Start of Data records

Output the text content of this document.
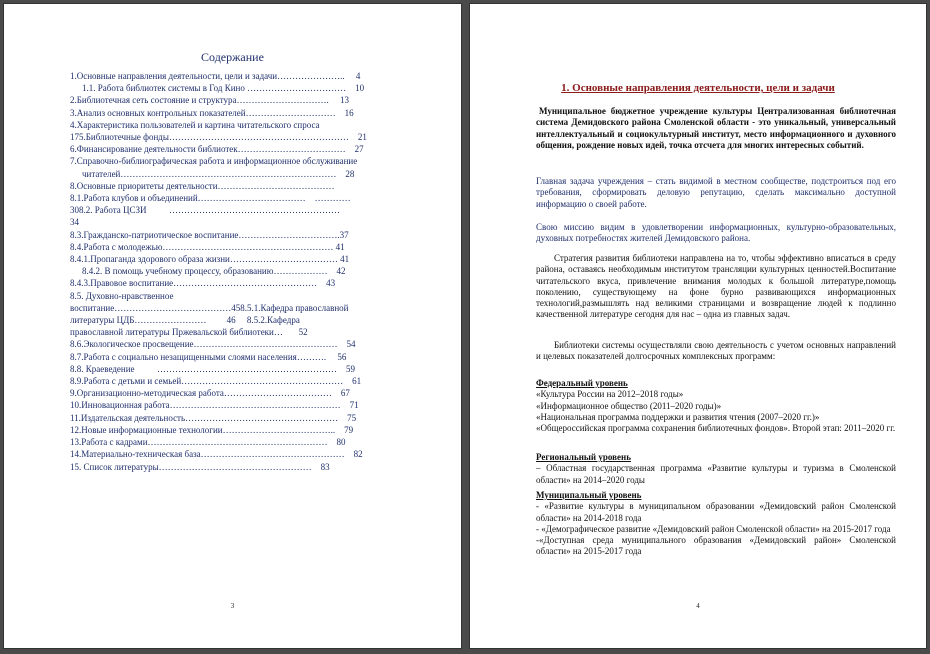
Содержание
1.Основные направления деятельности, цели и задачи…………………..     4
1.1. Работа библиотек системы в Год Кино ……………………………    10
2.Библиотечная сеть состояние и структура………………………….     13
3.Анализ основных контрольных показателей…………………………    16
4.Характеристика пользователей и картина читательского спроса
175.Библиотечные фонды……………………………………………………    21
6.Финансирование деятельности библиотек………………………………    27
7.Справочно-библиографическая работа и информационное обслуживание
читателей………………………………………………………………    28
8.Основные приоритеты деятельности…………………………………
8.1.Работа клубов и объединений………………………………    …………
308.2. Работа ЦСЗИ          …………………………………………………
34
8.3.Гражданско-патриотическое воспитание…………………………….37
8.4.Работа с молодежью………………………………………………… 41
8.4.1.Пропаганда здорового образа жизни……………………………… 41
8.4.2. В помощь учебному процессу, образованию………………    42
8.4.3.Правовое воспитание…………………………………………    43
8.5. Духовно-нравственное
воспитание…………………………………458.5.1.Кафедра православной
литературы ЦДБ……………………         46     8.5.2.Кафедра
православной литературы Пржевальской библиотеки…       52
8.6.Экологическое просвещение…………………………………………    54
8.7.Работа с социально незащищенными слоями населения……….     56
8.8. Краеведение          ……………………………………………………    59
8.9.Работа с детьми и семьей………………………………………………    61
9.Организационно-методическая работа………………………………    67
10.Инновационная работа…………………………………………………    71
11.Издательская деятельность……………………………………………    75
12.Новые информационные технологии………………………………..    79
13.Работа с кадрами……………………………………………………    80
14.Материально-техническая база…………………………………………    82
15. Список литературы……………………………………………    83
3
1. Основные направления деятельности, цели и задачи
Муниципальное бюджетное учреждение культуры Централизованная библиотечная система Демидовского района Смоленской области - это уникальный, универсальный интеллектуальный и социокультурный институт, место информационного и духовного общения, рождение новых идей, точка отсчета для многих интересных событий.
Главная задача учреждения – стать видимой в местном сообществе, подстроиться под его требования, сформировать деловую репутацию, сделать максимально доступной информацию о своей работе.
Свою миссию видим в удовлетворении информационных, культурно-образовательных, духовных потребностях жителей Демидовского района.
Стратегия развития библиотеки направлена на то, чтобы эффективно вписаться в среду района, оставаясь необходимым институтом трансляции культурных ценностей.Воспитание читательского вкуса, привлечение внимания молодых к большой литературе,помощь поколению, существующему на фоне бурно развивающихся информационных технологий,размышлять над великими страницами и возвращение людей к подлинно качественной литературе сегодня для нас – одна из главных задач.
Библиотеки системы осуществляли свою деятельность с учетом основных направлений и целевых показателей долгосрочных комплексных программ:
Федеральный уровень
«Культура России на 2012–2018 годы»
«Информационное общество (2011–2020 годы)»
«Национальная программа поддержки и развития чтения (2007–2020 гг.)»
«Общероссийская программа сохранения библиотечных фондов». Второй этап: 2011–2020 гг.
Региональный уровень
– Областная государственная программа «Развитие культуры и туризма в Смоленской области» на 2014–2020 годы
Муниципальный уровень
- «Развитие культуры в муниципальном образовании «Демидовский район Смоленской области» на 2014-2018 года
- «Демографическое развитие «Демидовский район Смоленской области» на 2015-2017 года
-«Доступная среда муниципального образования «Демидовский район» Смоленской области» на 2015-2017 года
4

End of Data records

# Exercise details:
Make a word-for-word copy of the entries, without any pictures.

# Result:
Output the text content of this document.
Содержание
1.Основные направления деятельности, цели и задачи…………………..     4
1.1. Работа библиотек системы в Год Кино ……………………………    10
2.Библиотечная сеть состояние и структура………………………….     13
3.Анализ основных контрольных показателей…………………………    16
4.Характеристика пользователей и картина читательского спроса
175.Библиотечные фонды……………………………………………………    21
6.Финансирование деятельности библиотек………………………………    27
7.Справочно-библиографическая работа и информационное обслуживание
читателей………………………………………………………………    28
8.Основные приоритеты деятельности…………………………………
8.1.Работа клубов и объединений………………………………    …………
308.2. Работа ЦСЗИ          …………………………………………………
34
8.3.Гражданско-патриотическое воспитание…………………………….37
8.4.Работа с молодежью………………………………………………… 41
8.4.1.Пропаганда здорового образа жизни……………………………… 41
8.4.2. В помощь учебному процессу, образованию………………    42
8.4.3.Правовое воспитание…………………………………………    43
8.5. Духовно-нравственное
воспитание…………………………………458.5.1.Кафедра православной
литературы ЦДБ……………………         46     8.5.2.Кафедра
православной литературы Пржевальской библиотеки…       52
8.6.Экологическое просвещение…………………………………………    54
8.7.Работа с социально незащищенными слоями населения……….     56
8.8. Краеведение          ……………………………………………………    59
8.9.Работа с детьми и семьей………………………………………………    61
9.Организационно-методическая работа………………………………    67
10.Инновационная работа…………………………………………………    71
11.Издательская деятельность……………………………………………    75
12.Новые информационные технологии………………………………..    79
13.Работа с кадрами……………………………………………………    80
14.Материально-техническая база…………………………………………    82
15. Список литературы……………………………………………    83
3
1. Основные направления деятельности, цели и задачи
Муниципальное бюджетное учреждение культуры Централизованная библиотечная система Демидовского района Смоленской области - это уникальный, универсальный интеллектуальный и социокультурный институт, место информационного и духовного общения, рождение новых идей, точка отсчета для многих интересных событий.
Главная задача учреждения – стать видимой в местном сообществе, подстроиться под его требования, сформировать деловую репутацию, сделать максимально доступной информацию о своей работе.
Свою миссию видим в удовлетворении информационных, культурно-образовательных, духовных потребностях жителей Демидовского района.
Стратегия развития библиотеки направлена на то, чтобы эффективно вписаться в среду района, оставаясь необходимым институтом трансляции культурных ценностей.Воспитание читательского вкуса, привлечение внимания молодых к большой литературе,помощь поколению, существующему на фоне бурно развивающихся информационных технологий,размышлять над великими страницами и возвращение людей к подлинно качественной литературе сегодня для нас – одна из главных задач.
Библиотеки системы осуществляли свою деятельность с учетом основных направлений и целевых показателей долгосрочных комплексных программ:
Федеральный уровень
«Культура России на 2012–2018 годы»
«Информационное общество (2011–2020 годы)»
«Национальная программа поддержки и развития чтения (2007–2020 гг.)»
«Общероссийская программа сохранения библиотечных фондов». Второй этап: 2011–2020 гг.
Региональный уровень
– Областная государственная программа «Развитие культуры и туризма в Смоленской области» на 2014–2020 годы
Муниципальный уровень
- «Развитие культуры в муниципальном образовании «Демидовский район Смоленской области» на 2014-2018 года
- «Демографическое развитие «Демидовский район Смоленской области» на 2015-2017 года
-«Доступная среда муниципального образования «Демидовский район» Смоленской области» на 2015-2017 года
4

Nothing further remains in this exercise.